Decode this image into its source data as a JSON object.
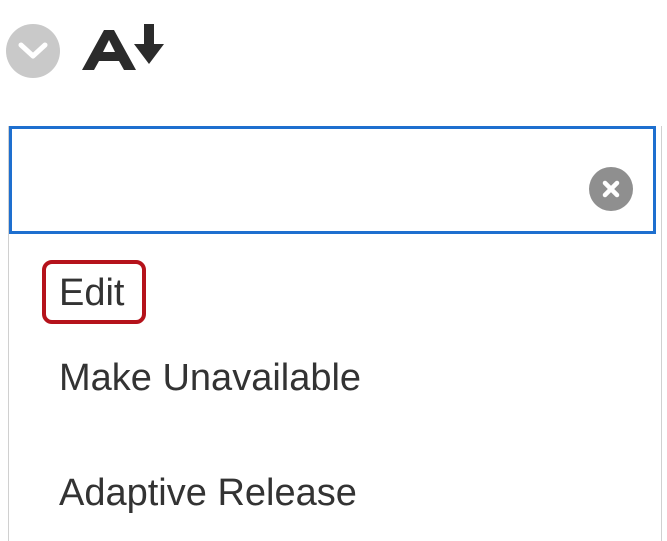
{
  "toolbar": {
    "expand_icon": "chevron-down-icon",
    "sort_icon": "text-sort-descending-icon"
  },
  "search": {
    "value": "",
    "placeholder": "",
    "clear_icon": "clear-x-icon"
  },
  "menu": {
    "items": [
      {
        "label": "Edit",
        "highlighted": true
      },
      {
        "label": "Make Unavailable",
        "highlighted": false
      },
      {
        "label": "Adaptive Release",
        "highlighted": false
      }
    ]
  },
  "colors": {
    "focus_border": "#1e6fcf",
    "highlight_border": "#b5121b",
    "icon_gray": "#c9c9c9",
    "text": "#333333",
    "sort_icon": "#2b2b2b"
  }
}
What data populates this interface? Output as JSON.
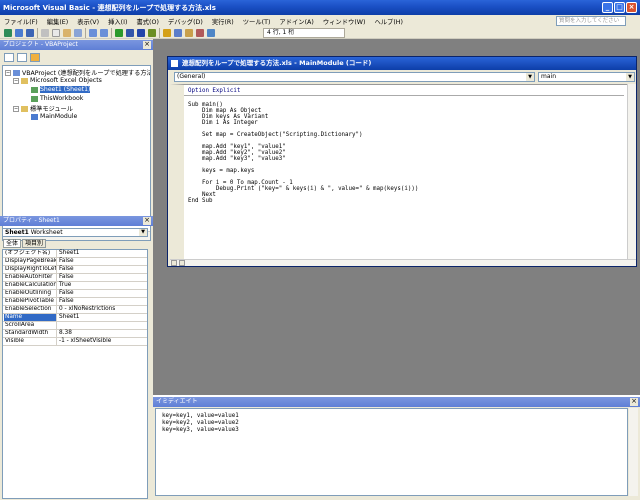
{
  "window": {
    "title": "Microsoft Visual Basic - 連想配列をループで処理する方法.xls",
    "min": "_",
    "max": "□",
    "close": "×"
  },
  "menu": [
    "ファイル(F)",
    "編集(E)",
    "表示(V)",
    "挿入(I)",
    "書式(O)",
    "デバッグ(D)",
    "実行(R)",
    "ツール(T)",
    "アドイン(A)",
    "ウィンドウ(W)",
    "ヘルプ(H)"
  ],
  "help_search": {
    "placeholder": "質問を入力してください"
  },
  "toolbar": {
    "cursor_position": "4 行, 1 桁"
  },
  "project": {
    "title": "プロジェクト - VBAProject",
    "close": "×",
    "tree": [
      {
        "label": "VBAProject (連想配列をループで処理する方法",
        "level": 0,
        "expander": "−"
      },
      {
        "label": "Microsoft Excel Objects",
        "level": 1,
        "expander": "−"
      },
      {
        "label": "Sheet1 (Sheet1)",
        "level": 2,
        "expander": "",
        "selected": true
      },
      {
        "label": "ThisWorkbook",
        "level": 2,
        "expander": ""
      },
      {
        "label": "標準モジュール",
        "level": 1,
        "expander": "−"
      },
      {
        "label": "MainModule",
        "level": 2,
        "expander": ""
      }
    ]
  },
  "properties": {
    "title": "プロパティ - Sheet1",
    "close": "×",
    "object_name": "Sheet1",
    "object_type": "Worksheet",
    "tabs": [
      "全体",
      "項目別"
    ],
    "rows": [
      {
        "name": "(オブジェクト名)",
        "value": "Sheet1"
      },
      {
        "name": "DisplayPageBreaks",
        "value": "False"
      },
      {
        "name": "DisplayRightToLeft",
        "value": "False"
      },
      {
        "name": "EnableAutoFilter",
        "value": "False"
      },
      {
        "name": "EnableCalculation",
        "value": "True"
      },
      {
        "name": "EnableOutlining",
        "value": "False"
      },
      {
        "name": "EnablePivotTable",
        "value": "False"
      },
      {
        "name": "EnableSelection",
        "value": "0 - xlNoRestrictions"
      },
      {
        "name": "Name",
        "value": "Sheet1",
        "selected": true
      },
      {
        "name": "ScrollArea",
        "value": ""
      },
      {
        "name": "StandardWidth",
        "value": "8.38"
      },
      {
        "name": "Visible",
        "value": "-1 - xlSheetVisible"
      }
    ]
  },
  "code_window": {
    "title": "連想配列をループで処理する方法.xls - MainModule (コード)",
    "object_combo": "(General)",
    "proc_combo": "main",
    "lines": [
      "Option Explicit",
      "",
      "Sub main()",
      "    Dim map As Object",
      "    Dim keys As Variant",
      "    Dim i As Integer",
      "",
      "    Set map = CreateObject(\"Scripting.Dictionary\")",
      "",
      "    map.Add \"key1\", \"value1\"",
      "    map.Add \"key2\", \"value2\"",
      "    map.Add \"key3\", \"value3\"",
      "",
      "    keys = map.keys",
      "",
      "    For i = 0 To map.Count - 1",
      "        Debug.Print (\"key=\" & keys(i) & \", value=\" & map(keys(i)))",
      "    Next",
      "End Sub"
    ]
  },
  "immediate": {
    "title": "イミディエイト",
    "close": "×",
    "lines": [
      "key=key1, value=value1",
      "key=key2, value=value2",
      "key=key3, value=value3"
    ]
  }
}
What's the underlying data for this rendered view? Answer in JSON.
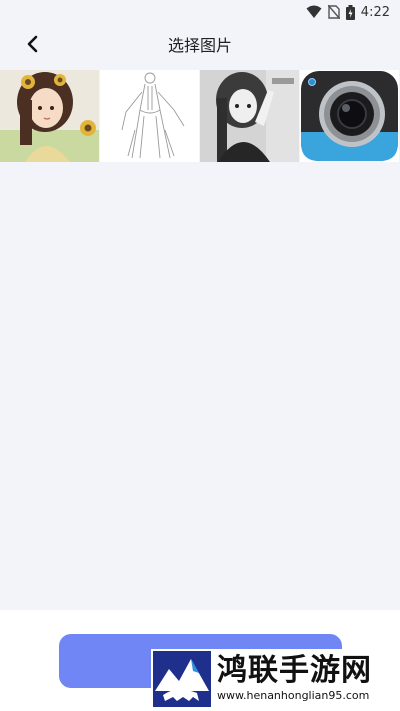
{
  "status_bar": {
    "time": "4:22",
    "icons": [
      "wifi-icon",
      "no-sim-icon",
      "battery-charging-icon"
    ]
  },
  "header": {
    "back_icon": "chevron-left-icon",
    "title": "选择图片"
  },
  "gallery": {
    "items": [
      {
        "name": "thumbnail-girl-sunflower",
        "kind": "photo"
      },
      {
        "name": "thumbnail-line-sketch",
        "kind": "photo"
      },
      {
        "name": "thumbnail-grayscale-girl",
        "kind": "photo"
      },
      {
        "name": "thumbnail-camera-app-icon",
        "kind": "icon"
      }
    ]
  },
  "bottom": {
    "button_color": "#6f86f4"
  },
  "watermark": {
    "title": "鸿联手游网",
    "url": "www.henanhonglian95.com"
  },
  "colors": {
    "background": "#f3f3fa",
    "accent": "#6f86f4"
  }
}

Stated exercise: Without the pictures, copy the material exactly as given.

Output for this task:
Decode this image into its source data as a JSON object.
{
  "toolbar": {
    "expand_icon": "chevron-down-icon",
    "sort_icon": "text-sort-descending-icon"
  },
  "search": {
    "value": "",
    "placeholder": "",
    "clear_icon": "clear-x-icon"
  },
  "menu": {
    "items": [
      {
        "label": "Edit",
        "highlighted": true
      },
      {
        "label": "Make Unavailable",
        "highlighted": false
      },
      {
        "label": "Adaptive Release",
        "highlighted": false
      }
    ]
  },
  "colors": {
    "focus_border": "#1e6fcf",
    "highlight_border": "#b5121b",
    "icon_gray": "#c9c9c9",
    "text": "#333333",
    "sort_icon": "#2b2b2b"
  }
}
What data populates this interface? Output as JSON.
{
  "window": {
    "title": "Microsoft Visual Basic - 連想配列をループで処理する方法.xls",
    "min": "_",
    "max": "□",
    "close": "×"
  },
  "menu": [
    "ファイル(F)",
    "編集(E)",
    "表示(V)",
    "挿入(I)",
    "書式(O)",
    "デバッグ(D)",
    "実行(R)",
    "ツール(T)",
    "アドイン(A)",
    "ウィンドウ(W)",
    "ヘルプ(H)"
  ],
  "help_search": {
    "placeholder": "質問を入力してください"
  },
  "toolbar": {
    "cursor_position": "4 行, 1 桁"
  },
  "project": {
    "title": "プロジェクト - VBAProject",
    "close": "×",
    "tree": [
      {
        "label": "VBAProject (連想配列をループで処理する方法",
        "level": 0,
        "expander": "−"
      },
      {
        "label": "Microsoft Excel Objects",
        "level": 1,
        "expander": "−"
      },
      {
        "label": "Sheet1 (Sheet1)",
        "level": 2,
        "expander": "",
        "selected": true
      },
      {
        "label": "ThisWorkbook",
        "level": 2,
        "expander": ""
      },
      {
        "label": "標準モジュール",
        "level": 1,
        "expander": "−"
      },
      {
        "label": "MainModule",
        "level": 2,
        "expander": ""
      }
    ]
  },
  "properties": {
    "title": "プロパティ - Sheet1",
    "close": "×",
    "object_name": "Sheet1",
    "object_type": "Worksheet",
    "tabs": [
      "全体",
      "項目別"
    ],
    "rows": [
      {
        "name": "(オブジェクト名)",
        "value": "Sheet1"
      },
      {
        "name": "DisplayPageBreaks",
        "value": "False"
      },
      {
        "name": "DisplayRightToLeft",
        "value": "False"
      },
      {
        "name": "EnableAutoFilter",
        "value": "False"
      },
      {
        "name": "EnableCalculation",
        "value": "True"
      },
      {
        "name": "EnableOutlining",
        "value": "False"
      },
      {
        "name": "EnablePivotTable",
        "value": "False"
      },
      {
        "name": "EnableSelection",
        "value": "0 - xlNoRestrictions"
      },
      {
        "name": "Name",
        "value": "Sheet1",
        "selected": true
      },
      {
        "name": "ScrollArea",
        "value": ""
      },
      {
        "name": "StandardWidth",
        "value": "8.38"
      },
      {
        "name": "Visible",
        "value": "-1 - xlSheetVisible"
      }
    ]
  },
  "code_window": {
    "title": "連想配列をループで処理する方法.xls - MainModule (コード)",
    "object_combo": "(General)",
    "proc_combo": "main",
    "lines": [
      "Option Explicit",
      "",
      "Sub main()",
      "    Dim map As Object",
      "    Dim keys As Variant",
      "    Dim i As Integer",
      "",
      "    Set map = CreateObject(\"Scripting.Dictionary\")",
      "",
      "    map.Add \"key1\", \"value1\"",
      "    map.Add \"key2\", \"value2\"",
      "    map.Add \"key3\", \"value3\"",
      "",
      "    keys = map.keys",
      "",
      "    For i = 0 To map.Count - 1",
      "        Debug.Print (\"key=\" & keys(i) & \", value=\" & map(keys(i)))",
      "    Next",
      "End Sub"
    ]
  },
  "immediate": {
    "title": "イミディエイト",
    "close": "×",
    "lines": [
      "key=key1, value=value1",
      "key=key2, value=value2",
      "key=key3, value=value3"
    ]
  }
}
What's the underlying data for this rendered view? Answer in JSON.
{
  "status_bar": {
    "time": "4:22",
    "icons": [
      "wifi-icon",
      "no-sim-icon",
      "battery-charging-icon"
    ]
  },
  "header": {
    "back_icon": "chevron-left-icon",
    "title": "选择图片"
  },
  "gallery": {
    "items": [
      {
        "name": "thumbnail-girl-sunflower",
        "kind": "photo"
      },
      {
        "name": "thumbnail-line-sketch",
        "kind": "photo"
      },
      {
        "name": "thumbnail-grayscale-girl",
        "kind": "photo"
      },
      {
        "name": "thumbnail-camera-app-icon",
        "kind": "icon"
      }
    ]
  },
  "bottom": {
    "button_color": "#6f86f4"
  },
  "watermark": {
    "title": "鸿联手游网",
    "url": "www.henanhonglian95.com"
  },
  "colors": {
    "background": "#f3f3fa",
    "accent": "#6f86f4"
  }
}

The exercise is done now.